Report every line in the listing that contains the string "text".
--- start MATERIAL FOR THE TASK ---
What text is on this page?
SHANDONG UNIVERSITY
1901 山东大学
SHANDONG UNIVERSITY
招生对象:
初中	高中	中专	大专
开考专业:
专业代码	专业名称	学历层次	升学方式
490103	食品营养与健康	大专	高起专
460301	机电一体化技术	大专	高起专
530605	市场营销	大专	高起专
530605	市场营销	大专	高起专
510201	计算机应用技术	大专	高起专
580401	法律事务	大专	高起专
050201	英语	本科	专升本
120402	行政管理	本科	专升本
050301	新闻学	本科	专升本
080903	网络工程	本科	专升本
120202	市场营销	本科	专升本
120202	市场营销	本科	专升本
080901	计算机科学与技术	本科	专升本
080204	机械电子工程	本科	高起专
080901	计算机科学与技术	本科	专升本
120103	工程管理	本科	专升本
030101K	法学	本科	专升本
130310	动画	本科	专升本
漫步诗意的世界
--- end MATERIAL FOR THE TASK ---
--- start MATERIAL FOR THE TASK ---
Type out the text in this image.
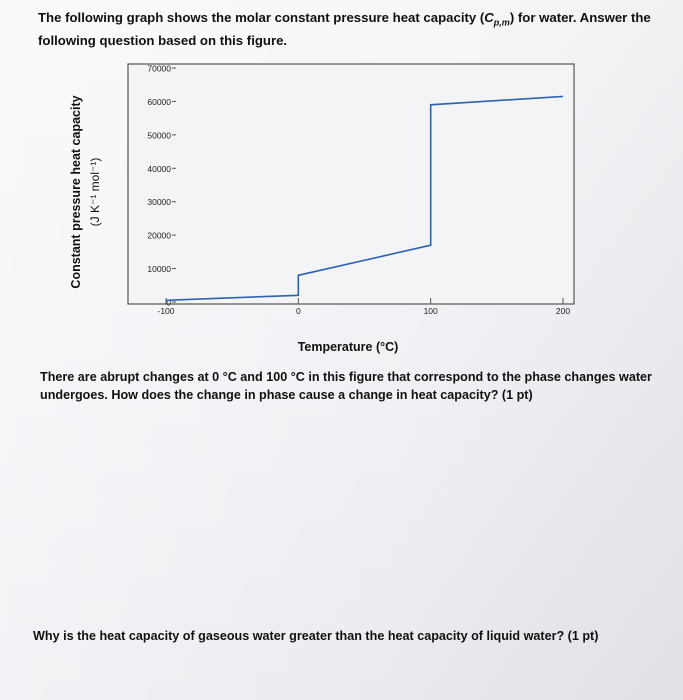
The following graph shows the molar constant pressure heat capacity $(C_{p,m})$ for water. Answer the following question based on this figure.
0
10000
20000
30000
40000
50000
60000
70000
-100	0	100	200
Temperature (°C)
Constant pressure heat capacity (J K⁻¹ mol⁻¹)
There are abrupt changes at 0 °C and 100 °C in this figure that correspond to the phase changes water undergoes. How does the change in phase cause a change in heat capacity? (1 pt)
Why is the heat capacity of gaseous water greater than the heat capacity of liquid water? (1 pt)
--- end MATERIAL FOR THE TASK ---
◆ **FINAL RESULT**:
What text is on this page?
Type out the text in this image.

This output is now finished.